▸ RECORDS FOR THE EXERCISE:
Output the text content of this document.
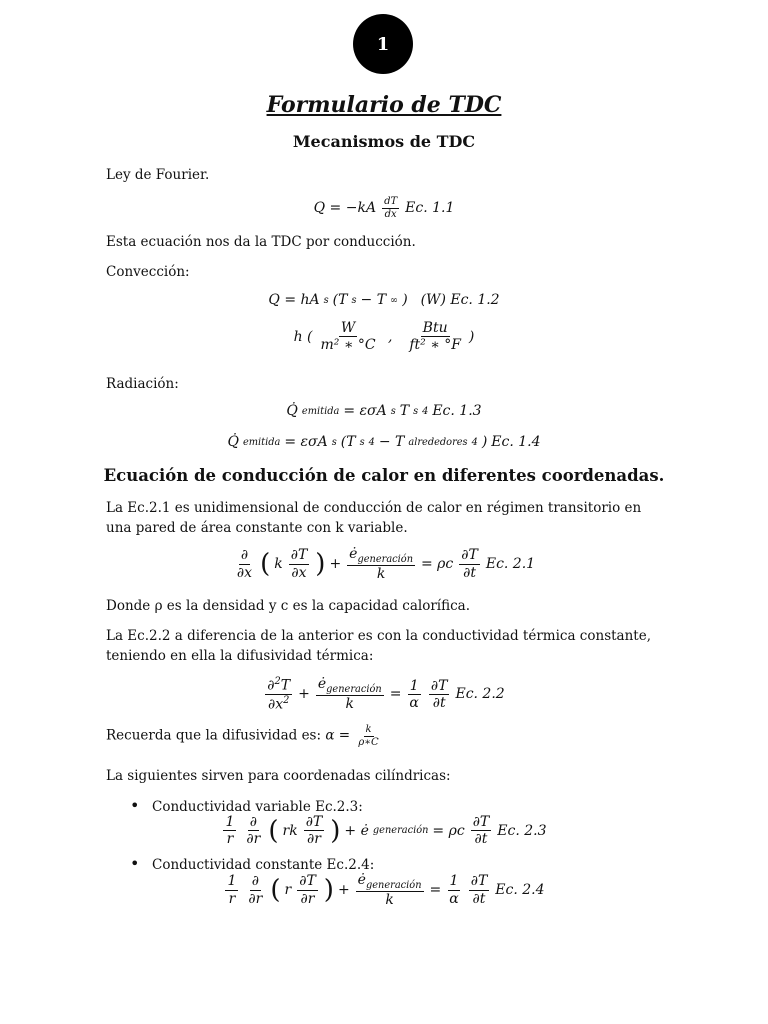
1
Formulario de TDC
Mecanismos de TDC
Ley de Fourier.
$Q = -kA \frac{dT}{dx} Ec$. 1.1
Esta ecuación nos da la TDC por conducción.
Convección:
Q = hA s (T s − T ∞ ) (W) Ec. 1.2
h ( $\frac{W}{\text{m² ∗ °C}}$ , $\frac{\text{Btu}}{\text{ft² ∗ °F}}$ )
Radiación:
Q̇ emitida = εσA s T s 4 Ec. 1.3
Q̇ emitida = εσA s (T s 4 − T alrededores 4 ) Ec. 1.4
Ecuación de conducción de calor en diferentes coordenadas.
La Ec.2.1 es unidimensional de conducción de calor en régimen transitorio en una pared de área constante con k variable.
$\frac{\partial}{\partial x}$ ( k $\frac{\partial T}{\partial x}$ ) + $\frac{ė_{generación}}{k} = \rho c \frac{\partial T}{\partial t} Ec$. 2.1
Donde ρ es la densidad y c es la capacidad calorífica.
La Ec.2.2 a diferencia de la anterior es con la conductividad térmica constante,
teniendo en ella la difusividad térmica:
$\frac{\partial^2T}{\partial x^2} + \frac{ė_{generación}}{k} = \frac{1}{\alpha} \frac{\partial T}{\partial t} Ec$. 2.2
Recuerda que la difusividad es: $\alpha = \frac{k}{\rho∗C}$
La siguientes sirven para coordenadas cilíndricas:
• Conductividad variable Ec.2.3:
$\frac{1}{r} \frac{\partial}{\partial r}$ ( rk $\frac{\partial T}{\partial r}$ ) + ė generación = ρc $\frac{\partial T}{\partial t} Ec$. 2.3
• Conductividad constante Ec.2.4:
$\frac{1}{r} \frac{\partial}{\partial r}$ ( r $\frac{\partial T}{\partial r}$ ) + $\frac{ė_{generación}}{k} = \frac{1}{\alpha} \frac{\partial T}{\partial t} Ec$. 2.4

* * *

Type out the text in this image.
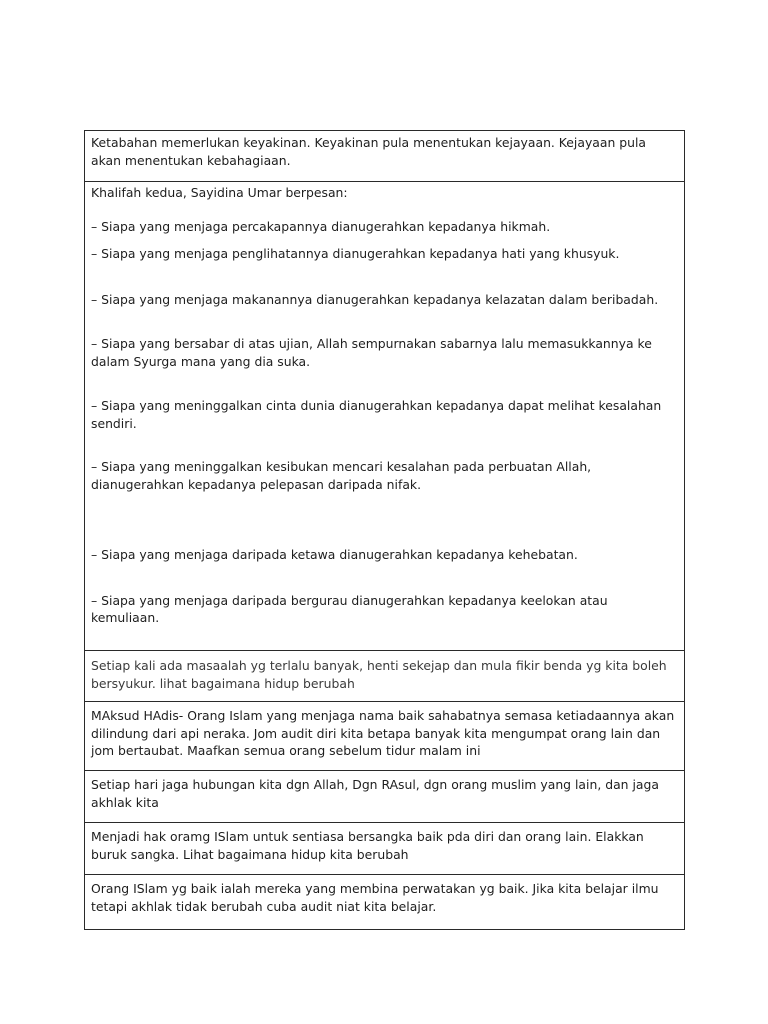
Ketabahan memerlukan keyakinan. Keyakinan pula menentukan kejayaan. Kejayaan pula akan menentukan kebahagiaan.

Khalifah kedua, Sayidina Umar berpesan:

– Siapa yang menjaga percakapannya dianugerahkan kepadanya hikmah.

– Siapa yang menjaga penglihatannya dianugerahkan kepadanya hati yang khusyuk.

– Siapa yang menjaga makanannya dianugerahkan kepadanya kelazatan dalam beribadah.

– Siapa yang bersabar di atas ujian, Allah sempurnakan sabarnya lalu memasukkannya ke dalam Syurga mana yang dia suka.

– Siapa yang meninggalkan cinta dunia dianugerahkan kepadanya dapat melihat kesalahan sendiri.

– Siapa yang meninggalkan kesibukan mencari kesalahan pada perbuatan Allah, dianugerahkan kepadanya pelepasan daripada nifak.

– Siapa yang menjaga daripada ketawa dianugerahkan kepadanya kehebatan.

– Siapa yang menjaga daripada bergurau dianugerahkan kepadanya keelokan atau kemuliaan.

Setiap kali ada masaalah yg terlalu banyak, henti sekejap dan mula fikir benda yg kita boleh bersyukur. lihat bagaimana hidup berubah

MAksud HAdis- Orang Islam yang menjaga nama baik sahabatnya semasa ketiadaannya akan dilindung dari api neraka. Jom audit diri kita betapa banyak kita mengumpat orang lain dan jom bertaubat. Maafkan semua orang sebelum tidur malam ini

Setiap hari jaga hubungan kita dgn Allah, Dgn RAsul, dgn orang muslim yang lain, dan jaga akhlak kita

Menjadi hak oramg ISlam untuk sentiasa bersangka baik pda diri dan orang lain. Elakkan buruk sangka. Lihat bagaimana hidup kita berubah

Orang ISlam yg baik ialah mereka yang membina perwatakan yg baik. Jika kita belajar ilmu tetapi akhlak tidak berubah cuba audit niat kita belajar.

--

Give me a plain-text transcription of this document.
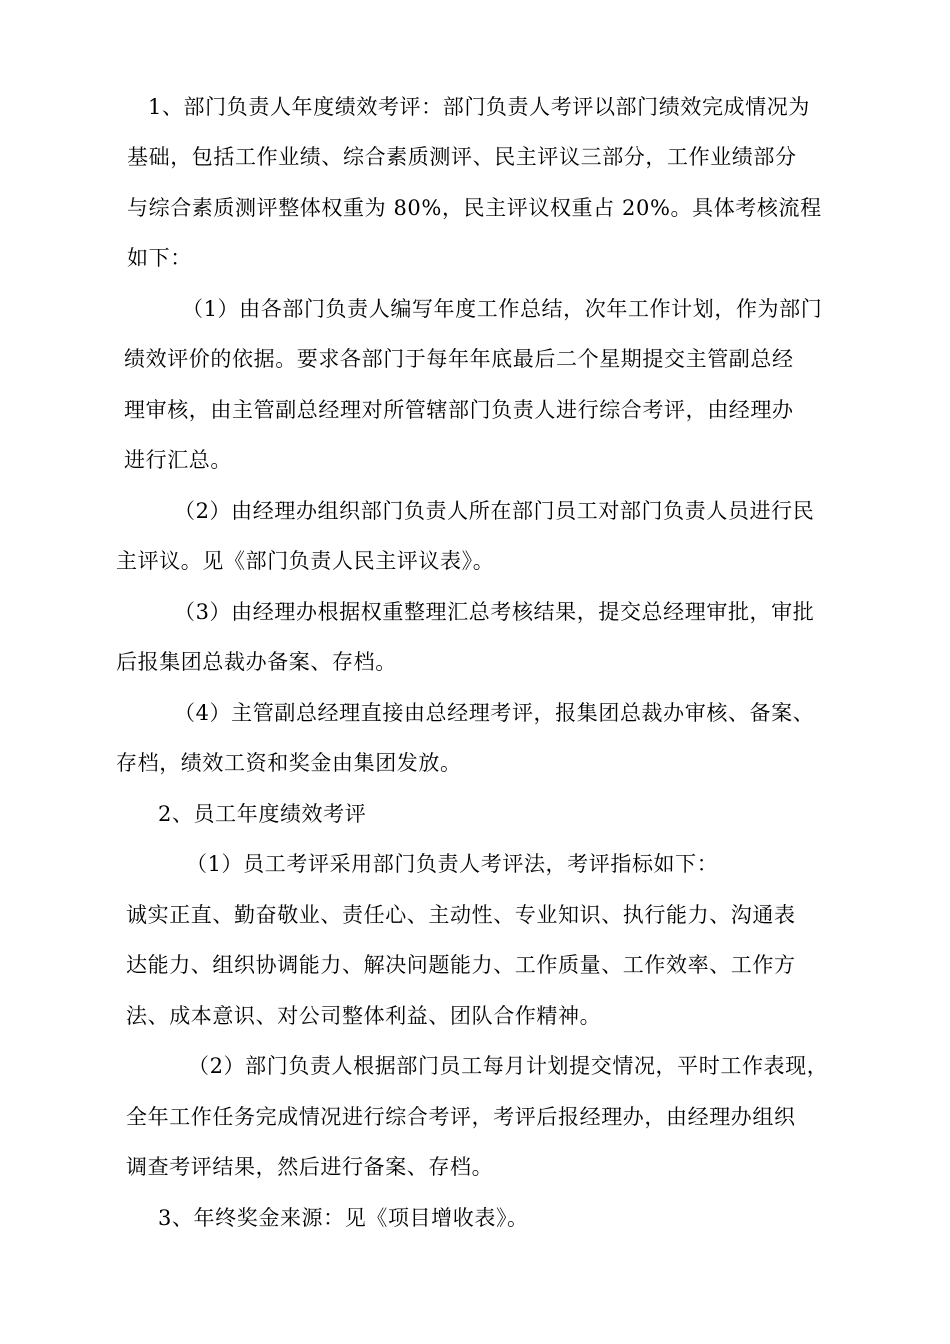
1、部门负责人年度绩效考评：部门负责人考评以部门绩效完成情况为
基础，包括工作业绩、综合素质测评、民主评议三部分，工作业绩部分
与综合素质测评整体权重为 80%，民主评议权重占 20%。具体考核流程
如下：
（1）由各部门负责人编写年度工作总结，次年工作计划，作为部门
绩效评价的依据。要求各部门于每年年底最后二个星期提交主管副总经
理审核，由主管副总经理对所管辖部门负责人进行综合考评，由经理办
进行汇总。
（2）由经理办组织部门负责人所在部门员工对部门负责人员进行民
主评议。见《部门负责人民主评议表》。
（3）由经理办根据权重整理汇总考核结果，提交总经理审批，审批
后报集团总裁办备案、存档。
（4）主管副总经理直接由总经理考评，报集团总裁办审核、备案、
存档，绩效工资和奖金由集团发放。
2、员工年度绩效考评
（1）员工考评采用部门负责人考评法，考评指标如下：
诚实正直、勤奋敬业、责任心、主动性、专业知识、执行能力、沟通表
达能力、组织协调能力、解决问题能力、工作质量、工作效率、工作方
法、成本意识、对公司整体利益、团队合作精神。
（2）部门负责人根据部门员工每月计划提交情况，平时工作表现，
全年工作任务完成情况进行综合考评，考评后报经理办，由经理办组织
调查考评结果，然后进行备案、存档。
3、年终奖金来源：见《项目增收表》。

▸ WHAT IS NEEDED: State only the number of lines in these entries that contain "frac".

▸ EXERCISE ANSWER: 7